> _WHAT THIS TASK INVOLVES_:
Word for word, print each line of the listing below; pictures stay out.

☆ ☆ ☆ ☆

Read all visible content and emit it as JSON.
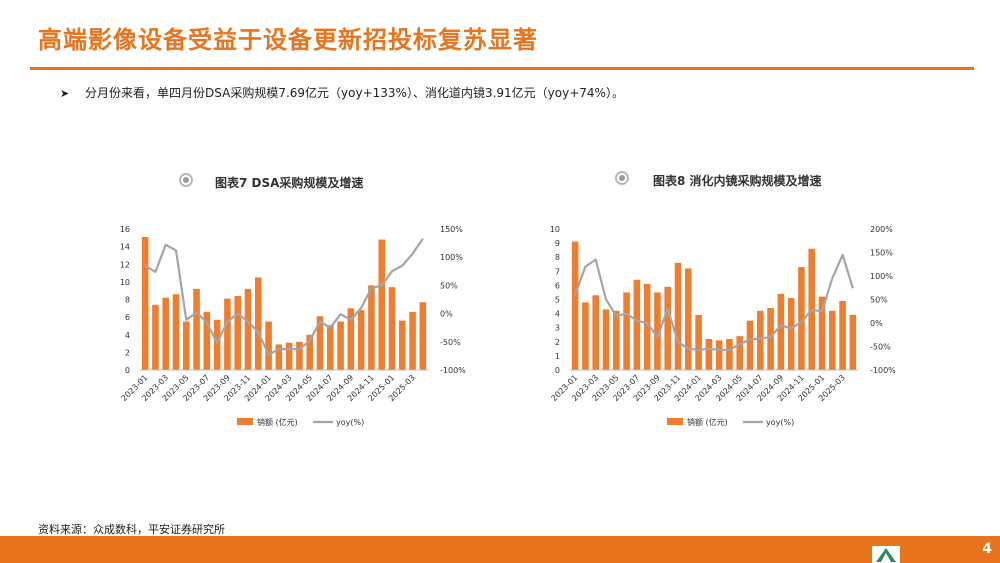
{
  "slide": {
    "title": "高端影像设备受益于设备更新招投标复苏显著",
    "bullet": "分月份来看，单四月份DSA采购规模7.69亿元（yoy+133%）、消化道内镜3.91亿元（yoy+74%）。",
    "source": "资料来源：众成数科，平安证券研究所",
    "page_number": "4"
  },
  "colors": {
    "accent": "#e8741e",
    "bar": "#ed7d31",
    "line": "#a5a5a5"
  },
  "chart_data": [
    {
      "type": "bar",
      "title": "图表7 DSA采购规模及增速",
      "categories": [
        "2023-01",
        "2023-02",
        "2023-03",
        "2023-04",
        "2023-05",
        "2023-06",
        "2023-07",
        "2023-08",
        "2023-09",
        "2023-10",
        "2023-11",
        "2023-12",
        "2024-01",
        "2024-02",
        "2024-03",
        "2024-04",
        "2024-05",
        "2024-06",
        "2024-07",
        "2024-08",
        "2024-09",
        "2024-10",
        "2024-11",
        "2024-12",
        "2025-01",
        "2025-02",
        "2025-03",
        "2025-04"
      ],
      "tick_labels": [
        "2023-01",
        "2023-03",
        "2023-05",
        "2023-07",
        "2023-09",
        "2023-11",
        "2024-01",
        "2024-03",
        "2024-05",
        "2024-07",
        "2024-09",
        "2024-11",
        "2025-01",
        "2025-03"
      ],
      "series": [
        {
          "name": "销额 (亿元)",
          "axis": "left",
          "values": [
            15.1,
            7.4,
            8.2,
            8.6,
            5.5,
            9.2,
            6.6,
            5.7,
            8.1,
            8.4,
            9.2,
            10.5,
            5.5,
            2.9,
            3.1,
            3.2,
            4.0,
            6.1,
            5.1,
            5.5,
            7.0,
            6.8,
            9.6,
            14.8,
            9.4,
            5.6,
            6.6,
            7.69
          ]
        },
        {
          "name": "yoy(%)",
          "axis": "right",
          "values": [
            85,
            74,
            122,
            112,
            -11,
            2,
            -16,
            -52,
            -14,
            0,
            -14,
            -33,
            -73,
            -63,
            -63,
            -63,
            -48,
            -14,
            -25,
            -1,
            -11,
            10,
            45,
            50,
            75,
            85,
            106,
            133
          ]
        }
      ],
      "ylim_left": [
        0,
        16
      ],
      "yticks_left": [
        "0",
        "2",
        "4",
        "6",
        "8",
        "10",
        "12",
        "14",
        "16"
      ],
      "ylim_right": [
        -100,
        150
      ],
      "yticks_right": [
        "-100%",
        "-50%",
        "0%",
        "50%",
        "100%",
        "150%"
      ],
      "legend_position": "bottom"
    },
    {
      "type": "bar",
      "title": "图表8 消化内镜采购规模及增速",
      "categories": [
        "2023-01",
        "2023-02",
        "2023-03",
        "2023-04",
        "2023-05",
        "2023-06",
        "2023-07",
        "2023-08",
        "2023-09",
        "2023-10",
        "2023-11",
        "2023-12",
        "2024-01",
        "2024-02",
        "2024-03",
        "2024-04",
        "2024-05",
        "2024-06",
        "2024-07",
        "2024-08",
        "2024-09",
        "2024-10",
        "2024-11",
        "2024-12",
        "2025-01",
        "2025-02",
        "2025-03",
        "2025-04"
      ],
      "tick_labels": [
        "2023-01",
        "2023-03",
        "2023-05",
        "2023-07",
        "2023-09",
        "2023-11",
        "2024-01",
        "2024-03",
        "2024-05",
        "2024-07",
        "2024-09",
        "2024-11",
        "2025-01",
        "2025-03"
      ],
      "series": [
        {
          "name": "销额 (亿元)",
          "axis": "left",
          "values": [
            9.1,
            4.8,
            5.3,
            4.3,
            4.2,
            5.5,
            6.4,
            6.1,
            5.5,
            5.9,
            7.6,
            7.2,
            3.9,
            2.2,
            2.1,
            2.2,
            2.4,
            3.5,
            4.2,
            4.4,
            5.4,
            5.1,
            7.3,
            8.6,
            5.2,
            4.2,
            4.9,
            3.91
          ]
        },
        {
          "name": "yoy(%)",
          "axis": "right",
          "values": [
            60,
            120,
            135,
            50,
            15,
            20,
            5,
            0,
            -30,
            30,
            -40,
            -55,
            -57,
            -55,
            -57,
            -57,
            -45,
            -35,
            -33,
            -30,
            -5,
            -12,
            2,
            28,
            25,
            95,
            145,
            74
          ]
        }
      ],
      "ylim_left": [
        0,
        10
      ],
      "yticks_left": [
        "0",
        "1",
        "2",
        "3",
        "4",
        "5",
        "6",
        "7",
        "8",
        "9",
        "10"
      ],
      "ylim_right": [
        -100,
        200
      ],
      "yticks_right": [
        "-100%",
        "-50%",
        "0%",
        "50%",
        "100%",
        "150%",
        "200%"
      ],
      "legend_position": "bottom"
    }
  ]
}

☆ ☆ ☆ ☆

> _ANSWER FOR THE TASK_:
Read all visible content and emit it as JSON.
{
  "slide": {
    "title": "高端影像设备受益于设备更新招投标复苏显著",
    "bullet": "分月份来看，单四月份DSA采购规模7.69亿元（yoy+133%）、消化道内镜3.91亿元（yoy+74%）。",
    "source": "资料来源：众成数科，平安证券研究所",
    "page_number": "4"
  },
  "colors": {
    "accent": "#e8741e",
    "bar": "#ed7d31",
    "line": "#a5a5a5"
  },
  "chart_data": [
    {
      "type": "bar",
      "title": "图表7 DSA采购规模及增速",
      "categories": [
        "2023-01",
        "2023-02",
        "2023-03",
        "2023-04",
        "2023-05",
        "2023-06",
        "2023-07",
        "2023-08",
        "2023-09",
        "2023-10",
        "2023-11",
        "2023-12",
        "2024-01",
        "2024-02",
        "2024-03",
        "2024-04",
        "2024-05",
        "2024-06",
        "2024-07",
        "2024-08",
        "2024-09",
        "2024-10",
        "2024-11",
        "2024-12",
        "2025-01",
        "2025-02",
        "2025-03",
        "2025-04"
      ],
      "tick_labels": [
        "2023-01",
        "2023-03",
        "2023-05",
        "2023-07",
        "2023-09",
        "2023-11",
        "2024-01",
        "2024-03",
        "2024-05",
        "2024-07",
        "2024-09",
        "2024-11",
        "2025-01",
        "2025-03"
      ],
      "series": [
        {
          "name": "销额 (亿元)",
          "axis": "left",
          "values": [
            15.1,
            7.4,
            8.2,
            8.6,
            5.5,
            9.2,
            6.6,
            5.7,
            8.1,
            8.4,
            9.2,
            10.5,
            5.5,
            2.9,
            3.1,
            3.2,
            4.0,
            6.1,
            5.1,
            5.5,
            7.0,
            6.8,
            9.6,
            14.8,
            9.4,
            5.6,
            6.6,
            7.69
          ]
        },
        {
          "name": "yoy(%)",
          "axis": "right",
          "values": [
            85,
            74,
            122,
            112,
            -11,
            2,
            -16,
            -52,
            -14,
            0,
            -14,
            -33,
            -73,
            -63,
            -63,
            -63,
            -48,
            -14,
            -25,
            -1,
            -11,
            10,
            45,
            50,
            75,
            85,
            106,
            133
          ]
        }
      ],
      "ylim_left": [
        0,
        16
      ],
      "yticks_left": [
        "0",
        "2",
        "4",
        "6",
        "8",
        "10",
        "12",
        "14",
        "16"
      ],
      "ylim_right": [
        -100,
        150
      ],
      "yticks_right": [
        "-100%",
        "-50%",
        "0%",
        "50%",
        "100%",
        "150%"
      ],
      "legend_position": "bottom"
    },
    {
      "type": "bar",
      "title": "图表8 消化内镜采购规模及增速",
      "categories": [
        "2023-01",
        "2023-02",
        "2023-03",
        "2023-04",
        "2023-05",
        "2023-06",
        "2023-07",
        "2023-08",
        "2023-09",
        "2023-10",
        "2023-11",
        "2023-12",
        "2024-01",
        "2024-02",
        "2024-03",
        "2024-04",
        "2024-05",
        "2024-06",
        "2024-07",
        "2024-08",
        "2024-09",
        "2024-10",
        "2024-11",
        "2024-12",
        "2025-01",
        "2025-02",
        "2025-03",
        "2025-04"
      ],
      "tick_labels": [
        "2023-01",
        "2023-03",
        "2023-05",
        "2023-07",
        "2023-09",
        "2023-11",
        "2024-01",
        "2024-03",
        "2024-05",
        "2024-07",
        "2024-09",
        "2024-11",
        "2025-01",
        "2025-03"
      ],
      "series": [
        {
          "name": "销额 (亿元)",
          "axis": "left",
          "values": [
            9.1,
            4.8,
            5.3,
            4.3,
            4.2,
            5.5,
            6.4,
            6.1,
            5.5,
            5.9,
            7.6,
            7.2,
            3.9,
            2.2,
            2.1,
            2.2,
            2.4,
            3.5,
            4.2,
            4.4,
            5.4,
            5.1,
            7.3,
            8.6,
            5.2,
            4.2,
            4.9,
            3.91
          ]
        },
        {
          "name": "yoy(%)",
          "axis": "right",
          "values": [
            60,
            120,
            135,
            50,
            15,
            20,
            5,
            0,
            -30,
            30,
            -40,
            -55,
            -57,
            -55,
            -57,
            -57,
            -45,
            -35,
            -33,
            -30,
            -5,
            -12,
            2,
            28,
            25,
            95,
            145,
            74
          ]
        }
      ],
      "ylim_left": [
        0,
        10
      ],
      "yticks_left": [
        "0",
        "1",
        "2",
        "3",
        "4",
        "5",
        "6",
        "7",
        "8",
        "9",
        "10"
      ],
      "ylim_right": [
        -100,
        200
      ],
      "yticks_right": [
        "-100%",
        "-50%",
        "0%",
        "50%",
        "100%",
        "150%",
        "200%"
      ],
      "legend_position": "bottom"
    }
  ]
}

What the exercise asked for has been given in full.